*Directions for this task:* All entries below are to be set down again, identical to the source.

>> BEGIN

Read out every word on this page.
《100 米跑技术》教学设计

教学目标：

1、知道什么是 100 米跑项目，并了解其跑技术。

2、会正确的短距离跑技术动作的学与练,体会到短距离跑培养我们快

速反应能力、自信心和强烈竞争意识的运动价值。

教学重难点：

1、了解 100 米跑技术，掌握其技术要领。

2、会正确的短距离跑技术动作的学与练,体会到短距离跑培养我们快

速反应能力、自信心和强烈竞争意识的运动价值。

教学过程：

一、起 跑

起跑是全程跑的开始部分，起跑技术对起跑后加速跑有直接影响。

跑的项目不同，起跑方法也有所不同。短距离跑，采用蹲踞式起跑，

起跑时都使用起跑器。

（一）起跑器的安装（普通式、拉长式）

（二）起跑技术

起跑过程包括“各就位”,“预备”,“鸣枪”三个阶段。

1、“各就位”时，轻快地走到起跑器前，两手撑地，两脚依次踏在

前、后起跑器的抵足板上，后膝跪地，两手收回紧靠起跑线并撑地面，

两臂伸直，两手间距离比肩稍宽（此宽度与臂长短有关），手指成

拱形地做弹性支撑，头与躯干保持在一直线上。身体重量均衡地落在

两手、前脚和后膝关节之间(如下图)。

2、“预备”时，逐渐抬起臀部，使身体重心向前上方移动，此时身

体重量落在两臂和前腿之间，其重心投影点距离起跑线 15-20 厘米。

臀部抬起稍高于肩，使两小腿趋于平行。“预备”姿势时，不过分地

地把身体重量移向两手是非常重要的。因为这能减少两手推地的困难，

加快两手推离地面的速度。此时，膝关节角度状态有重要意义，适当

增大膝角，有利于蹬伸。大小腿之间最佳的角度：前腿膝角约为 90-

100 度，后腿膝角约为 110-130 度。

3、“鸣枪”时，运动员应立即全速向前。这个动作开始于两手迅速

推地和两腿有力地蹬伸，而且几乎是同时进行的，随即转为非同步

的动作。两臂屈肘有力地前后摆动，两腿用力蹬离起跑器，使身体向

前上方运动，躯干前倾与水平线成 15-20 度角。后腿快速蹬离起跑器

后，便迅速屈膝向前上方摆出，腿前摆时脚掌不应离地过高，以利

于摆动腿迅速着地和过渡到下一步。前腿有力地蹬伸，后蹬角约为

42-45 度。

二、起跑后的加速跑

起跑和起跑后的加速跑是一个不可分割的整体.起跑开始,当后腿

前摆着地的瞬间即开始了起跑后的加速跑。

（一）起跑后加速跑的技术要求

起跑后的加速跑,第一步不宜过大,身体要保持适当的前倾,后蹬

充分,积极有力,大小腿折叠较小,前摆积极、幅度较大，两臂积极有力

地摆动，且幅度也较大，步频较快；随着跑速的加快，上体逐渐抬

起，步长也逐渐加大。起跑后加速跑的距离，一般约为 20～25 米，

>> END

*Solution to this exercise:*
Read out every word on this page.
《100 米跑技术》教学设计

教学目标：

1、知道什么是 100 米跑项目，并了解其跑技术。

2、会正确的短距离跑技术动作的学与练,体会到短距离跑培养我们快

速反应能力、自信心和强烈竞争意识的运动价值。

教学重难点：

1、了解 100 米跑技术，掌握其技术要领。

2、会正确的短距离跑技术动作的学与练,体会到短距离跑培养我们快

速反应能力、自信心和强烈竞争意识的运动价值。

教学过程：

一、起 跑

起跑是全程跑的开始部分，起跑技术对起跑后加速跑有直接影响。

跑的项目不同，起跑方法也有所不同。短距离跑，采用蹲踞式起跑，

起跑时都使用起跑器。

（一）起跑器的安装（普通式、拉长式）

（二）起跑技术

起跑过程包括“各就位”,“预备”,“鸣枪”三个阶段。

1、“各就位”时，轻快地走到起跑器前，两手撑地，两脚依次踏在

前、后起跑器的抵足板上，后膝跪地，两手收回紧靠起跑线并撑地面，

两臂伸直，两手间距离比肩稍宽（此宽度与臂长短有关），手指成

拱形地做弹性支撑，头与躯干保持在一直线上。身体重量均衡地落在

两手、前脚和后膝关节之间(如下图)。

2、“预备”时，逐渐抬起臀部，使身体重心向前上方移动，此时身

体重量落在两臂和前腿之间，其重心投影点距离起跑线 15-20 厘米。

臀部抬起稍高于肩，使两小腿趋于平行。“预备”姿势时，不过分地

地把身体重量移向两手是非常重要的。因为这能减少两手推地的困难，

加快两手推离地面的速度。此时，膝关节角度状态有重要意义，适当

增大膝角，有利于蹬伸。大小腿之间最佳的角度：前腿膝角约为 90-

100 度，后腿膝角约为 110-130 度。

3、“鸣枪”时，运动员应立即全速向前。这个动作开始于两手迅速

推地和两腿有力地蹬伸，而且几乎是同时进行的，随即转为非同步

的动作。两臂屈肘有力地前后摆动，两腿用力蹬离起跑器，使身体向

前上方运动，躯干前倾与水平线成 15-20 度角。后腿快速蹬离起跑器

后，便迅速屈膝向前上方摆出，腿前摆时脚掌不应离地过高，以利

于摆动腿迅速着地和过渡到下一步。前腿有力地蹬伸，后蹬角约为

42-45 度。

二、起跑后的加速跑

起跑和起跑后的加速跑是一个不可分割的整体.起跑开始,当后腿

前摆着地的瞬间即开始了起跑后的加速跑。

（一）起跑后加速跑的技术要求

起跑后的加速跑,第一步不宜过大,身体要保持适当的前倾,后蹬

充分,积极有力,大小腿折叠较小,前摆积极、幅度较大，两臂积极有力

地摆动，且幅度也较大，步频较快；随着跑速的加快，上体逐渐抬

起，步长也逐渐加大。起跑后加速跑的距离，一般约为 20～25 米，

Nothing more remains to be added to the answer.